AIM OF THE TASK: Tally the lines in the listing below that contain "icon" and report the tally alone.

Collected data entries:

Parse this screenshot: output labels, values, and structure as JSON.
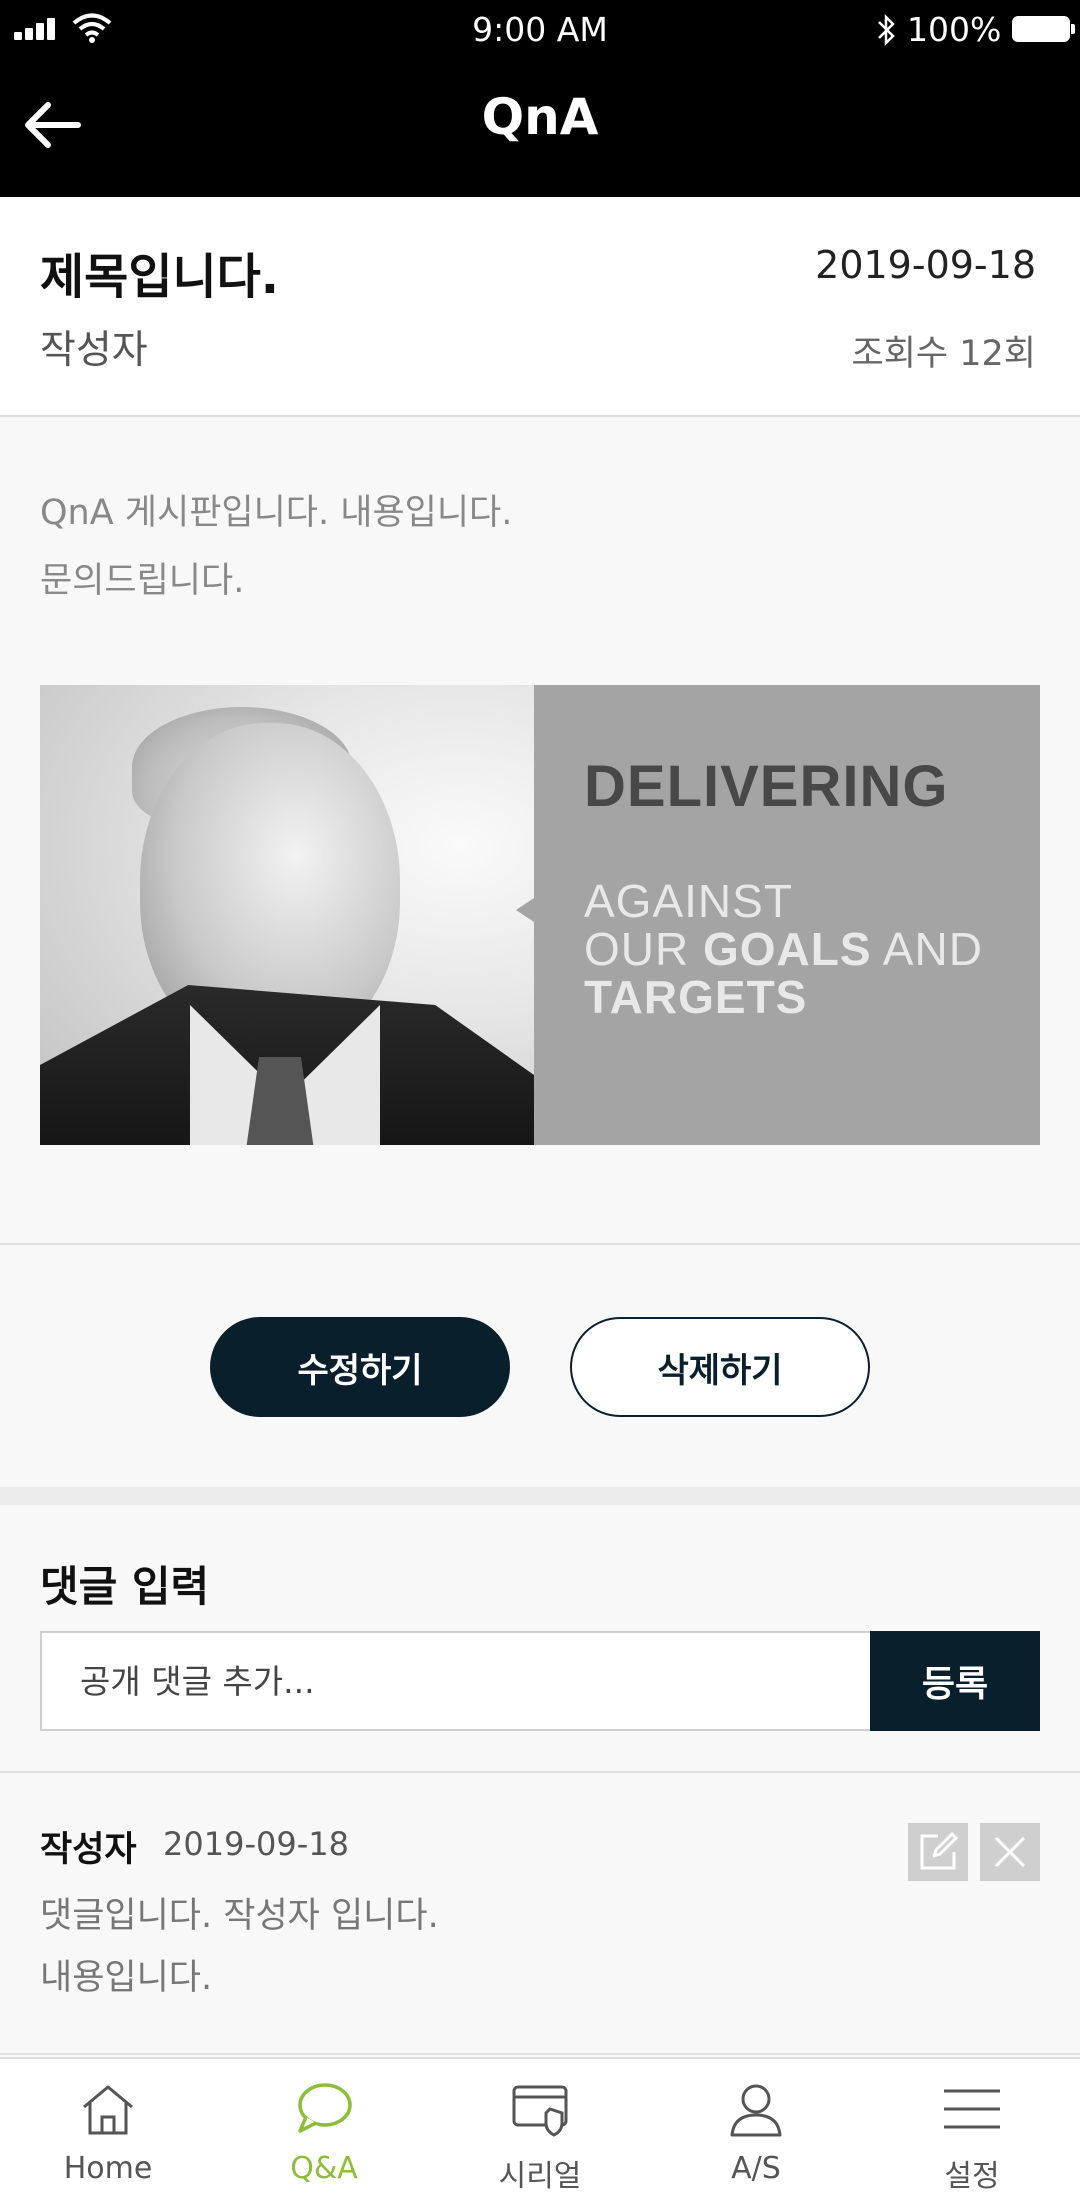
{
  "status_bar": {
    "time": "9:00 AM",
    "battery": "100%"
  },
  "header": {
    "title": "QnA"
  },
  "post": {
    "title": "제목입니다.",
    "date": "2019-09-18",
    "author": "작성자",
    "views": "조회수 12회",
    "body_lines": [
      "QnA 게시판입니다. 내용입니다.",
      "문의드립니다."
    ],
    "image_text": {
      "line1": "DELIVERING",
      "line2": "AGAINST",
      "line3_pre": "OUR ",
      "line3_bold": "GOALS",
      "line3_post": " AND",
      "line4": "TARGETS"
    }
  },
  "actions": {
    "edit_label": "수정하기",
    "delete_label": "삭제하기"
  },
  "comment_input": {
    "label": "댓글 입력",
    "placeholder": "공개 댓글 추가...",
    "submit_label": "등록"
  },
  "comments": [
    {
      "author": "작성자",
      "date": "2019-09-18",
      "lines": [
        "댓글입니다. 작성자 입니다.",
        "내용입니다."
      ]
    }
  ],
  "bottom_nav": {
    "active": "Q&A",
    "accent_color": "#8dbd3a",
    "items": [
      {
        "label": "Home",
        "icon": "home-icon"
      },
      {
        "label": "Q&A",
        "icon": "chat-bubble-icon"
      },
      {
        "label": "시리얼",
        "icon": "serial-card-icon"
      },
      {
        "label": "A/S",
        "icon": "person-icon"
      },
      {
        "label": "설정",
        "icon": "menu-icon"
      }
    ]
  },
  "colors": {
    "primary_dark": "#0a1f2c",
    "header_bg": "#000000"
  }
}
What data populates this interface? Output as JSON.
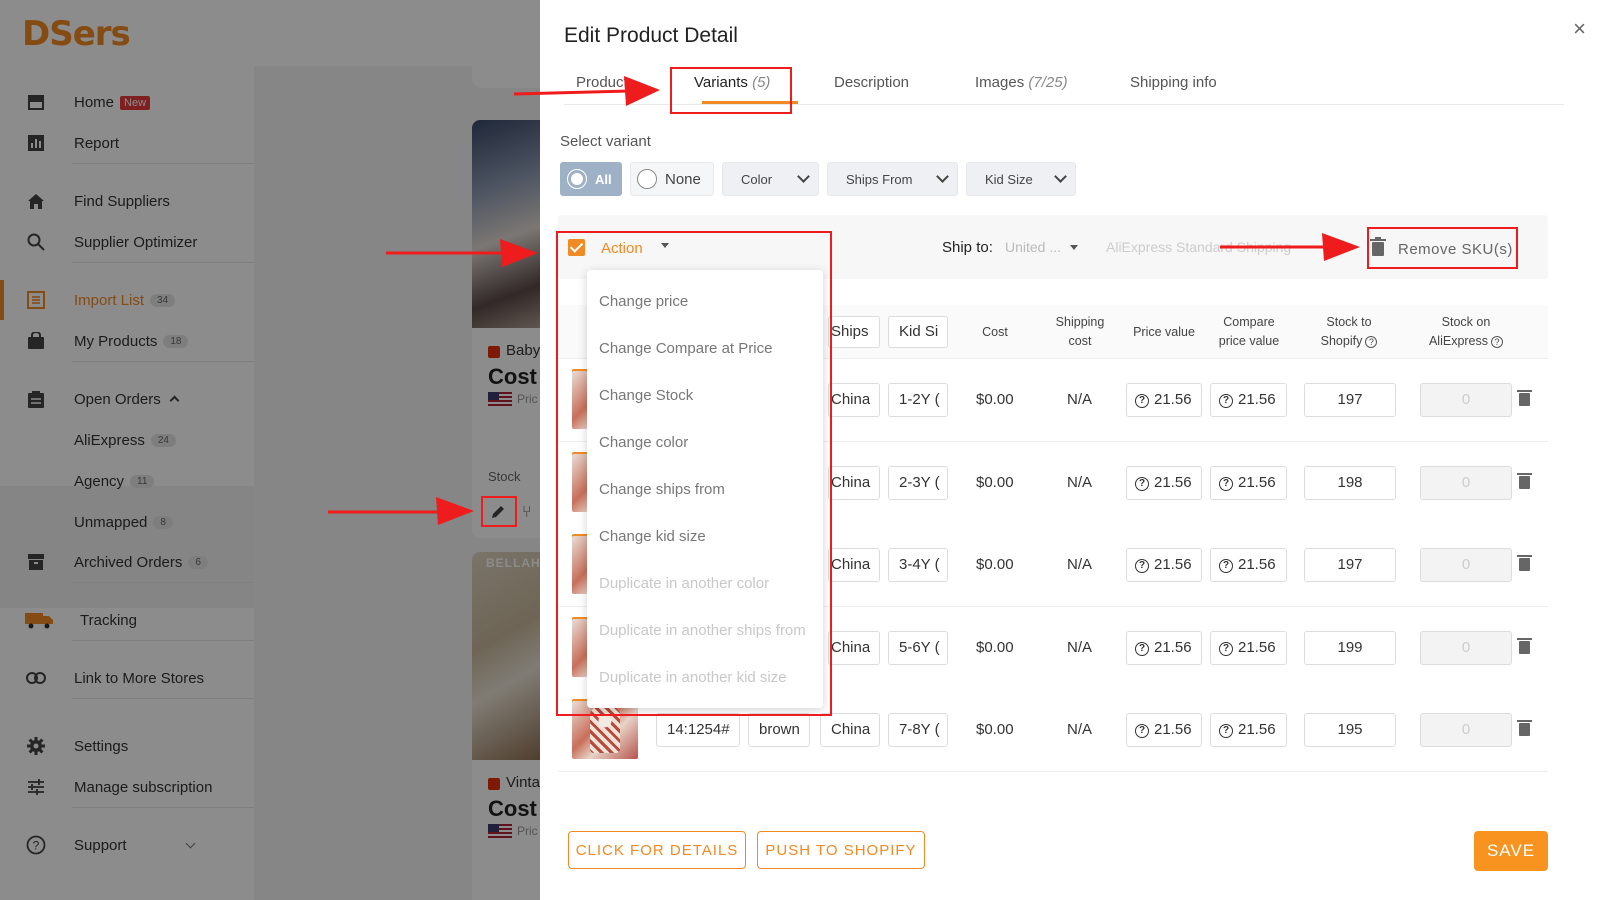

EXPECTED OUTPUT: 5